■ Records provided:
* START *

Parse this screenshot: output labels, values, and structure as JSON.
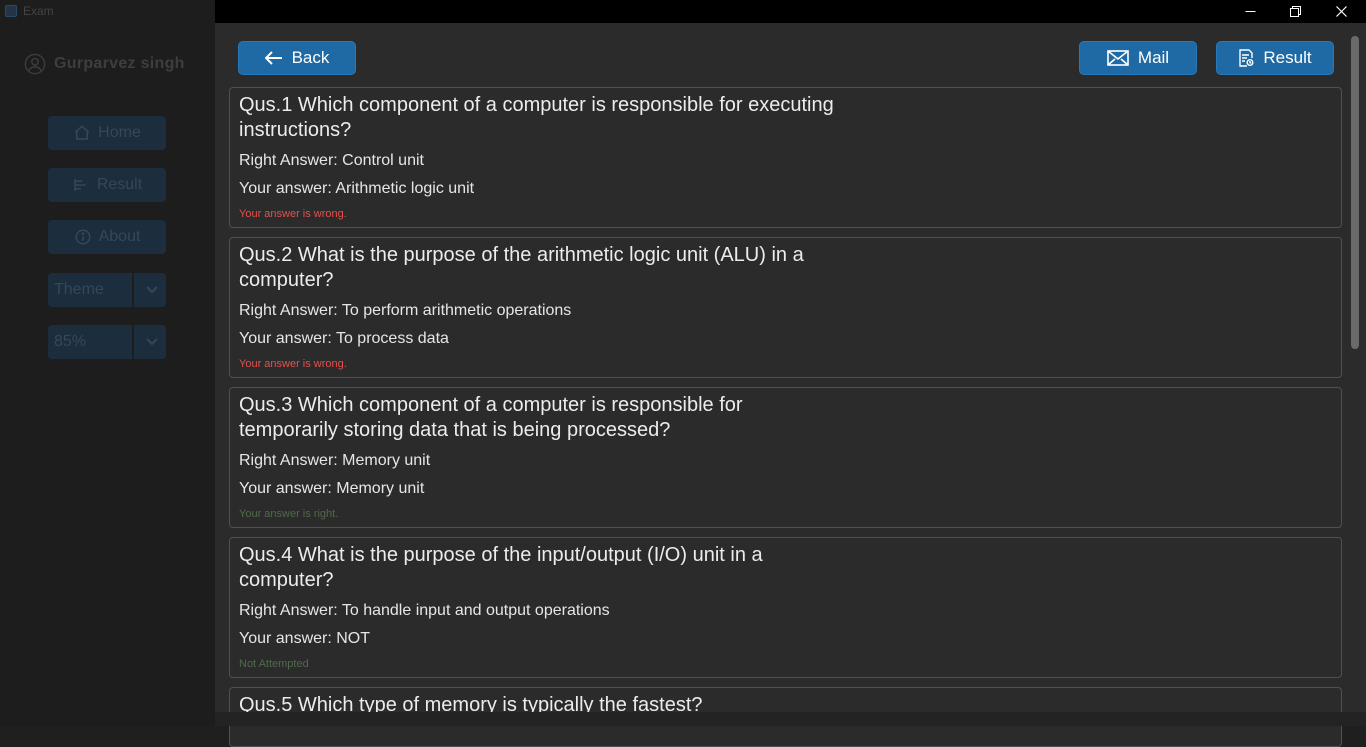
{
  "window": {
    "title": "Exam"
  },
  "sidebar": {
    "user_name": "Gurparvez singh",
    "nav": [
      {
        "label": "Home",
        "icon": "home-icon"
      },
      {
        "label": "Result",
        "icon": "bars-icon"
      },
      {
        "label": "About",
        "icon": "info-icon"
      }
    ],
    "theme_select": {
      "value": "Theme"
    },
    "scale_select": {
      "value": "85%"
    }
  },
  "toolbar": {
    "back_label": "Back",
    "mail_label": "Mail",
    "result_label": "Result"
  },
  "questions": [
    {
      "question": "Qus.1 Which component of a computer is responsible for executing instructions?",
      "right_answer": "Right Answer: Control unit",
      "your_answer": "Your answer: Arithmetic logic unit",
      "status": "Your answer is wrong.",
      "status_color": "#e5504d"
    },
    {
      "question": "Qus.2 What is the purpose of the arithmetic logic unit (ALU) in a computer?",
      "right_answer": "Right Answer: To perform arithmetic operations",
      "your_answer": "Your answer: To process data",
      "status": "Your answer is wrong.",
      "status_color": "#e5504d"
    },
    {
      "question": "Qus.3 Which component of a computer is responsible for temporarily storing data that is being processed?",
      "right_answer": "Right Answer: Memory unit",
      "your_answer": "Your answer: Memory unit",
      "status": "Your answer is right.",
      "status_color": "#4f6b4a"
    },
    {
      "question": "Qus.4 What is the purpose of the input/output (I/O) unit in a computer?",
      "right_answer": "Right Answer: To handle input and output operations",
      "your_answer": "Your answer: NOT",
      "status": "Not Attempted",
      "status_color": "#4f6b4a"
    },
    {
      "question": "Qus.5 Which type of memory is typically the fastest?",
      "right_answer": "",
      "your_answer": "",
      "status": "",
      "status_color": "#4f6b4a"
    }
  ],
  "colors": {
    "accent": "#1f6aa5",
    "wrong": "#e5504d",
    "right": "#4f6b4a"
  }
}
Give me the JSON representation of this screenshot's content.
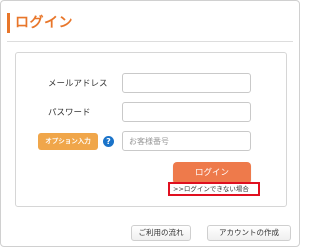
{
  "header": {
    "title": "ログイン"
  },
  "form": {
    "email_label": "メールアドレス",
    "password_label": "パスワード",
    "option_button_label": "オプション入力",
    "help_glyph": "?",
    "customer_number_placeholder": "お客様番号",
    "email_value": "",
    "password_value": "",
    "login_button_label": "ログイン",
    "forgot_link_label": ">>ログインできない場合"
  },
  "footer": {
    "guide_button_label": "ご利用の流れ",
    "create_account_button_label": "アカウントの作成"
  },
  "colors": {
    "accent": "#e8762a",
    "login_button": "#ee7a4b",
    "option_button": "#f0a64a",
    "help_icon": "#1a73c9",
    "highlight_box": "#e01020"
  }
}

* END *

■ Task objective: Write out exactly the lines from the line holding "Give me the" through the last line of the records above, inclusive, and nothing more. Leave out the pictures.

■ Complete answer:
Give me the JSON representation of this screenshot's content.
{
  "header": {
    "title": "ログイン"
  },
  "form": {
    "email_label": "メールアドレス",
    "password_label": "パスワード",
    "option_button_label": "オプション入力",
    "help_glyph": "?",
    "customer_number_placeholder": "お客様番号",
    "email_value": "",
    "password_value": "",
    "login_button_label": "ログイン",
    "forgot_link_label": ">>ログインできない場合"
  },
  "footer": {
    "guide_button_label": "ご利用の流れ",
    "create_account_button_label": "アカウントの作成"
  },
  "colors": {
    "accent": "#e8762a",
    "login_button": "#ee7a4b",
    "option_button": "#f0a64a",
    "help_icon": "#1a73c9",
    "highlight_box": "#e01020"
  }
}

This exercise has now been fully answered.